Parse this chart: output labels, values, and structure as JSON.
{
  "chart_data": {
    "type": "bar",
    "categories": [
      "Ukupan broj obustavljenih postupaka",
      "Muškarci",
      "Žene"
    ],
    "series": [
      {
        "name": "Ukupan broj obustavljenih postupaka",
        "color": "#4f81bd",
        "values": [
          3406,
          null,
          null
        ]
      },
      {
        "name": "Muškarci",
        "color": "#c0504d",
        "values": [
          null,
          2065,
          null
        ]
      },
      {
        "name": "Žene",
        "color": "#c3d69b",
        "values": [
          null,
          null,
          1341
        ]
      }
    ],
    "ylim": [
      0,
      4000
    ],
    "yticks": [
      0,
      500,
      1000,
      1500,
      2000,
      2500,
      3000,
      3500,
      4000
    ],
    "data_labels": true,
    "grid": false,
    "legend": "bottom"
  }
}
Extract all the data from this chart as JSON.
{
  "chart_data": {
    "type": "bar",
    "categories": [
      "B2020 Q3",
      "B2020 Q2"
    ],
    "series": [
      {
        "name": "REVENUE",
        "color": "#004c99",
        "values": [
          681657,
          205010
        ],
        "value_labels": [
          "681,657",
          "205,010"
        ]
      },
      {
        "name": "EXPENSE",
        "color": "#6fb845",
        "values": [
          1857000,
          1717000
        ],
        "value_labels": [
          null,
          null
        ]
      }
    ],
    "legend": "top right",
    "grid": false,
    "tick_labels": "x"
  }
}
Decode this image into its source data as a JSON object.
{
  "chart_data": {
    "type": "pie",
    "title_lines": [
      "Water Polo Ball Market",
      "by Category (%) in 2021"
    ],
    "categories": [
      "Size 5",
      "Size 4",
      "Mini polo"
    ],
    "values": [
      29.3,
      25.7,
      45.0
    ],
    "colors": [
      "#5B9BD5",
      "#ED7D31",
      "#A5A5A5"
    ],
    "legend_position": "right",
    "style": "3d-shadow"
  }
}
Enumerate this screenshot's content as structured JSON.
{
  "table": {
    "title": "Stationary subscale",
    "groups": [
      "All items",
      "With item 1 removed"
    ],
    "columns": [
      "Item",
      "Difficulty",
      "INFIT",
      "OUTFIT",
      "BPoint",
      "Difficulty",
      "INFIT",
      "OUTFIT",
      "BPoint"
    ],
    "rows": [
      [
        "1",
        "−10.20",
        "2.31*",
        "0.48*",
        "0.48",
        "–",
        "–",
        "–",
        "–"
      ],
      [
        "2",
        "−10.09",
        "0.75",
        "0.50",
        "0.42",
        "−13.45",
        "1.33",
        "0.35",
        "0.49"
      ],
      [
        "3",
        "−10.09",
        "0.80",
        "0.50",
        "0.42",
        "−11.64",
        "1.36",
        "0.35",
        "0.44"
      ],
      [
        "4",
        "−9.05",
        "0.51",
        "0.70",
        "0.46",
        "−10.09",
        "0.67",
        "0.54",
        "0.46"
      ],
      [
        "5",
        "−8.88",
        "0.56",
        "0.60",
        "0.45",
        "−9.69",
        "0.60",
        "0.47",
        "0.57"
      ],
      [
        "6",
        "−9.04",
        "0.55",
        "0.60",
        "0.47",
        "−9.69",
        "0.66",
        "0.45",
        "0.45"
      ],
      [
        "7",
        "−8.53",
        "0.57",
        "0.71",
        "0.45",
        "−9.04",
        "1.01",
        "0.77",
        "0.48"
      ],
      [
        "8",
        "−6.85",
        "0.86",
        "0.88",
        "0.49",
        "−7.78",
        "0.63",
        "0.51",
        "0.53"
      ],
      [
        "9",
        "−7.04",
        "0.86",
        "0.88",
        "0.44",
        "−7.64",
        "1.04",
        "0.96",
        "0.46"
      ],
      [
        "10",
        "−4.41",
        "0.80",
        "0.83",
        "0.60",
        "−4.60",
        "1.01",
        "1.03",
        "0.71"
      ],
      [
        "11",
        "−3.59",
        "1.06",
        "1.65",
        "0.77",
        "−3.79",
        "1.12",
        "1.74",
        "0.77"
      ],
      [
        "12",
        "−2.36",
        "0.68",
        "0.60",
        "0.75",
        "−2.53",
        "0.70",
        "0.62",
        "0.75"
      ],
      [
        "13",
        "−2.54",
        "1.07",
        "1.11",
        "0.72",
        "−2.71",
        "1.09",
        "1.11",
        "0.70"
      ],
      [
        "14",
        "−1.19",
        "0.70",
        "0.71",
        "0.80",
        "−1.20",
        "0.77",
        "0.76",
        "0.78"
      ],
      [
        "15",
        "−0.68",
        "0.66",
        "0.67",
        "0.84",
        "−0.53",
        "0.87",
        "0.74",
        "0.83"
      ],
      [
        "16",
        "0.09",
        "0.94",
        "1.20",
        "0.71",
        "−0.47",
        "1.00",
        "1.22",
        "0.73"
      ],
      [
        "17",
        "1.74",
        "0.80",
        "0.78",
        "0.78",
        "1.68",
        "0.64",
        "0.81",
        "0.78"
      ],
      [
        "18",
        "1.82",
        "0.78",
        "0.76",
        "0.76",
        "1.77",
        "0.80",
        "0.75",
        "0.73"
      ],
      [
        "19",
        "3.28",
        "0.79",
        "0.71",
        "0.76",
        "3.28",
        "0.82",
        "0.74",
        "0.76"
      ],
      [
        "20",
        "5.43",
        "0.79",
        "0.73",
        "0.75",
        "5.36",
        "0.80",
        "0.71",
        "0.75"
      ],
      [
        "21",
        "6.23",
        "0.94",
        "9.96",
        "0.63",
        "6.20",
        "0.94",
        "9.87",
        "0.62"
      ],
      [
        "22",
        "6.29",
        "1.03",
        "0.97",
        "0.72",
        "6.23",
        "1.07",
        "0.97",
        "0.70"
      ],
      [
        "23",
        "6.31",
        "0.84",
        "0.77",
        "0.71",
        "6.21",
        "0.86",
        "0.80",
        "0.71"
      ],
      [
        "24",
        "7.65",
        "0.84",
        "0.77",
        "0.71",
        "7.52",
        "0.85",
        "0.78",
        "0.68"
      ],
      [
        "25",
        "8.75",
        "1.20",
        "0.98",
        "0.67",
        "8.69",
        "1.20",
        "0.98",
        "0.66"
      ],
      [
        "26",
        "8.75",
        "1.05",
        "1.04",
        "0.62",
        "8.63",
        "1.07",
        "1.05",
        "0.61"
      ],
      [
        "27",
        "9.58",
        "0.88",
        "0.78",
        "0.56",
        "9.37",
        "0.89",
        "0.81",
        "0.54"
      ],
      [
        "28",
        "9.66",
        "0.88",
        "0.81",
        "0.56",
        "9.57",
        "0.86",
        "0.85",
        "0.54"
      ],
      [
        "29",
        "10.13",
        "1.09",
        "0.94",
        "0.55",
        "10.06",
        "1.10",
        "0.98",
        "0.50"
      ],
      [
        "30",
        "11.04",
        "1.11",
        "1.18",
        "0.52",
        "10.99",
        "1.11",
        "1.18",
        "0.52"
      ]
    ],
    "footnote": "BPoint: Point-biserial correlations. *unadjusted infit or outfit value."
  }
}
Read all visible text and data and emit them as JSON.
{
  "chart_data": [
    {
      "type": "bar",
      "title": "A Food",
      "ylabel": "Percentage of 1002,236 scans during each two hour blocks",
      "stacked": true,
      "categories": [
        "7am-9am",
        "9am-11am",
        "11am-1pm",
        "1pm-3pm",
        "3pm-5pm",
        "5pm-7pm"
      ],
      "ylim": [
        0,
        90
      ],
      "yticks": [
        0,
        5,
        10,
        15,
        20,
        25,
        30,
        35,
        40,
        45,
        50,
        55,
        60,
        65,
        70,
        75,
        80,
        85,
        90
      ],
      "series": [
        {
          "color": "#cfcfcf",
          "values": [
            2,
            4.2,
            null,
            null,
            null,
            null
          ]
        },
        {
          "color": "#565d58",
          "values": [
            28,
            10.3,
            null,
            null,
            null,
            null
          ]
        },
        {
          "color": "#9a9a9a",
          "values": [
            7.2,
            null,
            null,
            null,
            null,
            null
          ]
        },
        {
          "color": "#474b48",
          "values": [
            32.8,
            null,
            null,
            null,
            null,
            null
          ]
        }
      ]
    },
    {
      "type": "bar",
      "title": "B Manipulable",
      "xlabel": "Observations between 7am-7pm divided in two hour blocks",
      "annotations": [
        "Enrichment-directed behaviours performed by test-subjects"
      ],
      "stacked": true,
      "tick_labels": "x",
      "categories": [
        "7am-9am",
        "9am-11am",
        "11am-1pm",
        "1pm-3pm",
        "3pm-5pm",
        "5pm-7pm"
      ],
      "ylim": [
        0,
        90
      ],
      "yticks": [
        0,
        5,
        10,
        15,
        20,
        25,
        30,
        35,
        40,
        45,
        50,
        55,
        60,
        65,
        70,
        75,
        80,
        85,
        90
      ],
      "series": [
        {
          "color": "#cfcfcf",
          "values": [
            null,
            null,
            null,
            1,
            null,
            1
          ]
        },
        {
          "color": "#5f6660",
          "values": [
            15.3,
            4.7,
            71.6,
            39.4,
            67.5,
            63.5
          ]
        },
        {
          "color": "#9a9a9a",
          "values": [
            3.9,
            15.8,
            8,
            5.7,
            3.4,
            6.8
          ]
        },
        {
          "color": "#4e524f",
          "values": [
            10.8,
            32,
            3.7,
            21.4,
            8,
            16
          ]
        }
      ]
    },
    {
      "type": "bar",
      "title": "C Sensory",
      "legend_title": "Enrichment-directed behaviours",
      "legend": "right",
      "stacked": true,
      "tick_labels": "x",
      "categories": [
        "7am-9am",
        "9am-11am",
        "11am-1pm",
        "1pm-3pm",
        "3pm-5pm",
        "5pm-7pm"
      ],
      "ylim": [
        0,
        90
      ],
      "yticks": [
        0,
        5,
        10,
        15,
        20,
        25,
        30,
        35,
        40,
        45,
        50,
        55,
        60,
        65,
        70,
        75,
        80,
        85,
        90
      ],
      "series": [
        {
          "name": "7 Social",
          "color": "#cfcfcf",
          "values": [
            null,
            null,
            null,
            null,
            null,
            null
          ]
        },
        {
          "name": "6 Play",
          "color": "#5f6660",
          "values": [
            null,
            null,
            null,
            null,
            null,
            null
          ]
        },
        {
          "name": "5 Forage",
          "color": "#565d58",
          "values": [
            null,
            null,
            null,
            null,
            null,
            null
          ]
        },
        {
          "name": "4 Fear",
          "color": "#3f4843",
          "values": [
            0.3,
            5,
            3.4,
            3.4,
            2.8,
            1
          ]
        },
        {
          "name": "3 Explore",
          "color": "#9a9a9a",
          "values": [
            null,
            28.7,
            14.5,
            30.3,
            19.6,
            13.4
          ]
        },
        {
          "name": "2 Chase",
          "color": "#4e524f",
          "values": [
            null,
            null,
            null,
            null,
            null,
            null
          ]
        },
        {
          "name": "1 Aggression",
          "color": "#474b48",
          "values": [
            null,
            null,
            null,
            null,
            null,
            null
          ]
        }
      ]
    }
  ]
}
■ ■ ■ ■ ■
DIRECTIONS FOR THIS TASK :: For the string "Enrichment", count the lines of the entries above that include it; answer with the number only.

CORRECT OUTPUT :: 2